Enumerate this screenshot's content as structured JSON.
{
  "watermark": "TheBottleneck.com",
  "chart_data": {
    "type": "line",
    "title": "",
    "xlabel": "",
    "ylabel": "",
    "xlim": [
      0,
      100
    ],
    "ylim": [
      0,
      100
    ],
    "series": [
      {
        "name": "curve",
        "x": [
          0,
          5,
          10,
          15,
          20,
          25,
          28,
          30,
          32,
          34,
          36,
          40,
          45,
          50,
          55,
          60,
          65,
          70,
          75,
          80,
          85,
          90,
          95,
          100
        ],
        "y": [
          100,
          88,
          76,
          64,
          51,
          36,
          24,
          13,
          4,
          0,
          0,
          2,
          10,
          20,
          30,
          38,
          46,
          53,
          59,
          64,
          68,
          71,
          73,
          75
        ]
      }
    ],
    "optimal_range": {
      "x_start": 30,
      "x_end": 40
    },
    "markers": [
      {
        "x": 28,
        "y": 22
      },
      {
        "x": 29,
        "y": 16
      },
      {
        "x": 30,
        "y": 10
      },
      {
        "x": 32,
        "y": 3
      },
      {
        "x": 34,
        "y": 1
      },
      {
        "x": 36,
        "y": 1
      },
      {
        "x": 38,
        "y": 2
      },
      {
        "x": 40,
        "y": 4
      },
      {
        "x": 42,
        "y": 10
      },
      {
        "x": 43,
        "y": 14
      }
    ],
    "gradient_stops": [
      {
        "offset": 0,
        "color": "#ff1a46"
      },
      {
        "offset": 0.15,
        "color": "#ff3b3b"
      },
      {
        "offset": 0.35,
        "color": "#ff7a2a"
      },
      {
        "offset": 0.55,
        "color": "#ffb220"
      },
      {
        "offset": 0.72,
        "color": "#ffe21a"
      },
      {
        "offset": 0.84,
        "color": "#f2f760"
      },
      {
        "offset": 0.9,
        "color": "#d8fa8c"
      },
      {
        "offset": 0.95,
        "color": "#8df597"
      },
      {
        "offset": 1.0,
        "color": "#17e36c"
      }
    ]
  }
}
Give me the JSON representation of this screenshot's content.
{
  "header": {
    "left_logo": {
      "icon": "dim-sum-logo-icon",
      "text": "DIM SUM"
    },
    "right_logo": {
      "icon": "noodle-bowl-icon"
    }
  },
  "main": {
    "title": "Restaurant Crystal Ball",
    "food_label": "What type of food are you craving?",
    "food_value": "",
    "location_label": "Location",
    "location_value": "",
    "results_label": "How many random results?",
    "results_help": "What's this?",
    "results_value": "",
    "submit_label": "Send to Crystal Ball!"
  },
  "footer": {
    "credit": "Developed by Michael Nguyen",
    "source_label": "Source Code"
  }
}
■ ■ ■ ■ ■
→ WHAT THIS TASK INVOLVES
Would you restate each of the entries word for word?

→ EXERCISE SOLUTION
Enumerate this screenshot's content as structured JSON.
{
  "watermark": "TheBottleneck.com",
  "chart_data": {
    "type": "line",
    "title": "",
    "xlabel": "",
    "ylabel": "",
    "xlim": [
      0,
      100
    ],
    "ylim": [
      0,
      100
    ],
    "series": [
      {
        "name": "curve",
        "x": [
          0,
          5,
          10,
          15,
          20,
          25,
          28,
          30,
          32,
          34,
          36,
          40,
          45,
          50,
          55,
          60,
          65,
          70,
          75,
          80,
          85,
          90,
          95,
          100
        ],
        "y": [
          100,
          88,
          76,
          64,
          51,
          36,
          24,
          13,
          4,
          0,
          0,
          2,
          10,
          20,
          30,
          38,
          46,
          53,
          59,
          64,
          68,
          71,
          73,
          75
        ]
      }
    ],
    "optimal_range": {
      "x_start": 30,
      "x_end": 40
    },
    "markers": [
      {
        "x": 28,
        "y": 22
      },
      {
        "x": 29,
        "y": 16
      },
      {
        "x": 30,
        "y": 10
      },
      {
        "x": 32,
        "y": 3
      },
      {
        "x": 34,
        "y": 1
      },
      {
        "x": 36,
        "y": 1
      },
      {
        "x": 38,
        "y": 2
      },
      {
        "x": 40,
        "y": 4
      },
      {
        "x": 42,
        "y": 10
      },
      {
        "x": 43,
        "y": 14
      }
    ],
    "gradient_stops": [
      {
        "offset": 0,
        "color": "#ff1a46"
      },
      {
        "offset": 0.15,
        "color": "#ff3b3b"
      },
      {
        "offset": 0.35,
        "color": "#ff7a2a"
      },
      {
        "offset": 0.55,
        "color": "#ffb220"
      },
      {
        "offset": 0.72,
        "color": "#ffe21a"
      },
      {
        "offset": 0.84,
        "color": "#f2f760"
      },
      {
        "offset": 0.9,
        "color": "#d8fa8c"
      },
      {
        "offset": 0.95,
        "color": "#8df597"
      },
      {
        "offset": 1.0,
        "color": "#17e36c"
      }
    ]
  }
}
Give me the JSON representation of this screenshot's content.
{
  "header": {
    "left_logo": {
      "icon": "dim-sum-logo-icon",
      "text": "DIM SUM"
    },
    "right_logo": {
      "icon": "noodle-bowl-icon"
    }
  },
  "main": {
    "title": "Restaurant Crystal Ball",
    "food_label": "What type of food are you craving?",
    "food_value": "",
    "location_label": "Location",
    "location_value": "",
    "results_label": "How many random results?",
    "results_help": "What's this?",
    "results_value": "",
    "submit_label": "Send to Crystal Ball!"
  },
  "footer": {
    "credit": "Developed by Michael Nguyen",
    "source_label": "Source Code"
  }
}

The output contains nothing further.